**Exercise instructions**
Will you write out the data exactly, excluding every picture?

··· Stored records ···

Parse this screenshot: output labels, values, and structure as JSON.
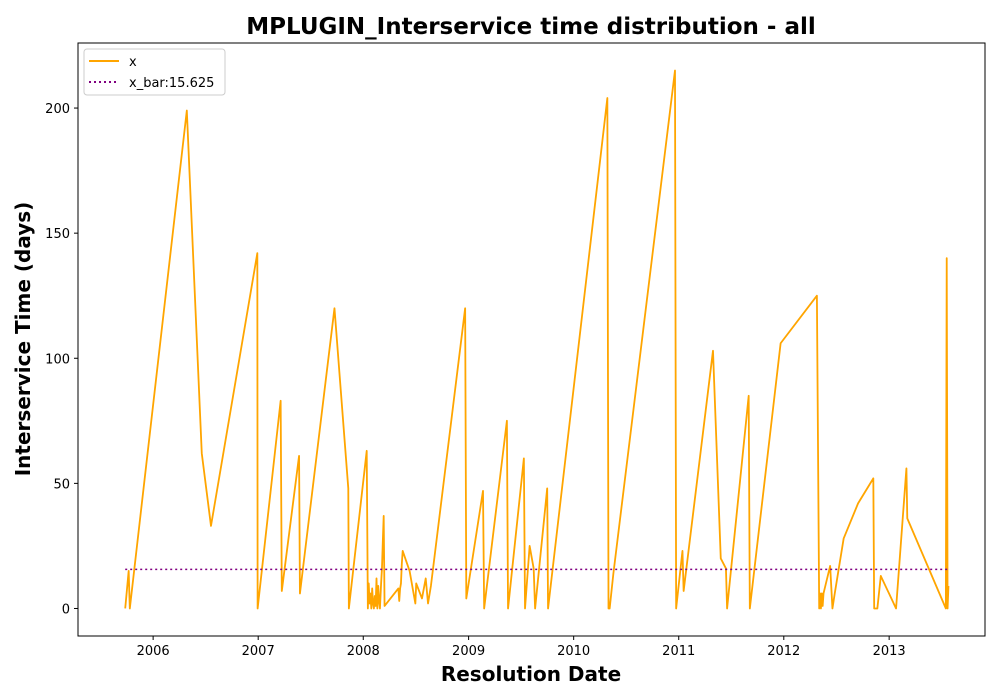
{
  "chart_data": {
    "type": "line",
    "title": "MPLUGIN_Interservice time distribution - all",
    "xlabel": "Resolution Date",
    "ylabel": "Interservice Time (days)",
    "xlim": [
      "2005-04-15",
      "2013-11-30"
    ],
    "ylim": [
      -11,
      226
    ],
    "xticks": [
      "2006",
      "2007",
      "2008",
      "2009",
      "2010",
      "2011",
      "2012",
      "2013"
    ],
    "yticks": [
      0,
      50,
      100,
      150,
      200
    ],
    "grid": false,
    "legend_position": "upper left",
    "colors": {
      "x": "#ffa500",
      "x_bar": "#800080"
    },
    "series": [
      {
        "name": "x",
        "style": "solid",
        "x": [
          "2005-09-26",
          "2005-10-08",
          "2005-10-12",
          "2006-04-28",
          "2006-06-19",
          "2006-07-21",
          "2006-12-29",
          "2006-12-30",
          "2007-03-20",
          "2007-03-24",
          "2007-05-23",
          "2007-05-26",
          "2007-09-23",
          "2007-11-10",
          "2007-11-12",
          "2008-01-13",
          "2008-01-17",
          "2008-01-20",
          "2008-01-23",
          "2008-01-26",
          "2008-01-29",
          "2008-02-01",
          "2008-02-04",
          "2008-02-07",
          "2008-02-10",
          "2008-02-13",
          "2008-02-16",
          "2008-02-19",
          "2008-02-22",
          "2008-02-25",
          "2008-02-28",
          "2008-03-03",
          "2008-03-06",
          "2008-03-09",
          "2008-03-12",
          "2008-03-15",
          "2008-05-02",
          "2008-05-05",
          "2008-05-08",
          "2008-05-11",
          "2008-05-14",
          "2008-05-17",
          "2008-06-10",
          "2008-06-30",
          "2008-07-03",
          "2008-07-23",
          "2008-08-05",
          "2008-08-13",
          "2008-08-23",
          "2008-12-20",
          "2008-12-24",
          "2009-02-20",
          "2009-02-24",
          "2009-05-14",
          "2009-05-18",
          "2009-07-12",
          "2009-07-16",
          "2009-08-01",
          "2009-08-15",
          "2009-08-20",
          "2009-10-01",
          "2009-10-04",
          "2010-04-28",
          "2010-05-02",
          "2010-05-06",
          "2010-05-19",
          "2010-12-19",
          "2010-12-23",
          "2011-01-14",
          "2011-01-18",
          "2011-04-30",
          "2011-05-27",
          "2011-06-14",
          "2011-06-18",
          "2011-09-01",
          "2011-09-05",
          "2011-12-21",
          "2012-04-25",
          "2012-05-03",
          "2012-05-06",
          "2012-05-09",
          "2012-05-12",
          "2012-05-15",
          "2012-05-18",
          "2012-06-10",
          "2012-06-18",
          "2012-06-26",
          "2012-07-27",
          "2012-09-15",
          "2012-11-07",
          "2012-11-10",
          "2012-11-21",
          "2012-12-03",
          "2013-01-25",
          "2013-03-02",
          "2013-03-05",
          "2013-07-17",
          "2013-07-20",
          "2013-07-23",
          "2013-07-26"
        ],
        "values": [
          0,
          15,
          0,
          199,
          62,
          33,
          142,
          0,
          83,
          7,
          61,
          6,
          120,
          48,
          0,
          63,
          0,
          10,
          2,
          6,
          0,
          8,
          2,
          0,
          5,
          1,
          12,
          0,
          9,
          3,
          0,
          10,
          16,
          27,
          37,
          1,
          8,
          3,
          8,
          10,
          18,
          23,
          15,
          2,
          10,
          4,
          12,
          2,
          9,
          120,
          4,
          47,
          0,
          75,
          0,
          60,
          0,
          25,
          16,
          0,
          48,
          0,
          204,
          0,
          0,
          14,
          215,
          0,
          23,
          7,
          103,
          20,
          16,
          0,
          85,
          0,
          106,
          125,
          0,
          6,
          0,
          6,
          1,
          6,
          17,
          0,
          6,
          28,
          42,
          52,
          0,
          0,
          13,
          0,
          56,
          36,
          0,
          140,
          0,
          9
        ]
      },
      {
        "name": "x_bar:15.625",
        "style": "dotted",
        "x": [
          "2005-09-26",
          "2013-07-26"
        ],
        "values": [
          15.625,
          15.625
        ]
      }
    ]
  }
}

···

**Output of the task**
Parse this screenshot: output labels, values, and structure as JSON.
{
  "chart_data": {
    "type": "line",
    "title": "MPLUGIN_Interservice time distribution - all",
    "xlabel": "Resolution Date",
    "ylabel": "Interservice Time (days)",
    "xlim": [
      "2005-04-15",
      "2013-11-30"
    ],
    "ylim": [
      -11,
      226
    ],
    "xticks": [
      "2006",
      "2007",
      "2008",
      "2009",
      "2010",
      "2011",
      "2012",
      "2013"
    ],
    "yticks": [
      0,
      50,
      100,
      150,
      200
    ],
    "grid": false,
    "legend_position": "upper left",
    "colors": {
      "x": "#ffa500",
      "x_bar": "#800080"
    },
    "series": [
      {
        "name": "x",
        "style": "solid",
        "x": [
          "2005-09-26",
          "2005-10-08",
          "2005-10-12",
          "2006-04-28",
          "2006-06-19",
          "2006-07-21",
          "2006-12-29",
          "2006-12-30",
          "2007-03-20",
          "2007-03-24",
          "2007-05-23",
          "2007-05-26",
          "2007-09-23",
          "2007-11-10",
          "2007-11-12",
          "2008-01-13",
          "2008-01-17",
          "2008-01-20",
          "2008-01-23",
          "2008-01-26",
          "2008-01-29",
          "2008-02-01",
          "2008-02-04",
          "2008-02-07",
          "2008-02-10",
          "2008-02-13",
          "2008-02-16",
          "2008-02-19",
          "2008-02-22",
          "2008-02-25",
          "2008-02-28",
          "2008-03-03",
          "2008-03-06",
          "2008-03-09",
          "2008-03-12",
          "2008-03-15",
          "2008-05-02",
          "2008-05-05",
          "2008-05-08",
          "2008-05-11",
          "2008-05-14",
          "2008-05-17",
          "2008-06-10",
          "2008-06-30",
          "2008-07-03",
          "2008-07-23",
          "2008-08-05",
          "2008-08-13",
          "2008-08-23",
          "2008-12-20",
          "2008-12-24",
          "2009-02-20",
          "2009-02-24",
          "2009-05-14",
          "2009-05-18",
          "2009-07-12",
          "2009-07-16",
          "2009-08-01",
          "2009-08-15",
          "2009-08-20",
          "2009-10-01",
          "2009-10-04",
          "2010-04-28",
          "2010-05-02",
          "2010-05-06",
          "2010-05-19",
          "2010-12-19",
          "2010-12-23",
          "2011-01-14",
          "2011-01-18",
          "2011-04-30",
          "2011-05-27",
          "2011-06-14",
          "2011-06-18",
          "2011-09-01",
          "2011-09-05",
          "2011-12-21",
          "2012-04-25",
          "2012-05-03",
          "2012-05-06",
          "2012-05-09",
          "2012-05-12",
          "2012-05-15",
          "2012-05-18",
          "2012-06-10",
          "2012-06-18",
          "2012-06-26",
          "2012-07-27",
          "2012-09-15",
          "2012-11-07",
          "2012-11-10",
          "2012-11-21",
          "2012-12-03",
          "2013-01-25",
          "2013-03-02",
          "2013-03-05",
          "2013-07-17",
          "2013-07-20",
          "2013-07-23",
          "2013-07-26"
        ],
        "values": [
          0,
          15,
          0,
          199,
          62,
          33,
          142,
          0,
          83,
          7,
          61,
          6,
          120,
          48,
          0,
          63,
          0,
          10,
          2,
          6,
          0,
          8,
          2,
          0,
          5,
          1,
          12,
          0,
          9,
          3,
          0,
          10,
          16,
          27,
          37,
          1,
          8,
          3,
          8,
          10,
          18,
          23,
          15,
          2,
          10,
          4,
          12,
          2,
          9,
          120,
          4,
          47,
          0,
          75,
          0,
          60,
          0,
          25,
          16,
          0,
          48,
          0,
          204,
          0,
          0,
          14,
          215,
          0,
          23,
          7,
          103,
          20,
          16,
          0,
          85,
          0,
          106,
          125,
          0,
          6,
          0,
          6,
          1,
          6,
          17,
          0,
          6,
          28,
          42,
          52,
          0,
          0,
          13,
          0,
          56,
          36,
          0,
          140,
          0,
          9
        ]
      },
      {
        "name": "x_bar:15.625",
        "style": "dotted",
        "x": [
          "2005-09-26",
          "2013-07-26"
        ],
        "values": [
          15.625,
          15.625
        ]
      }
    ]
  }
}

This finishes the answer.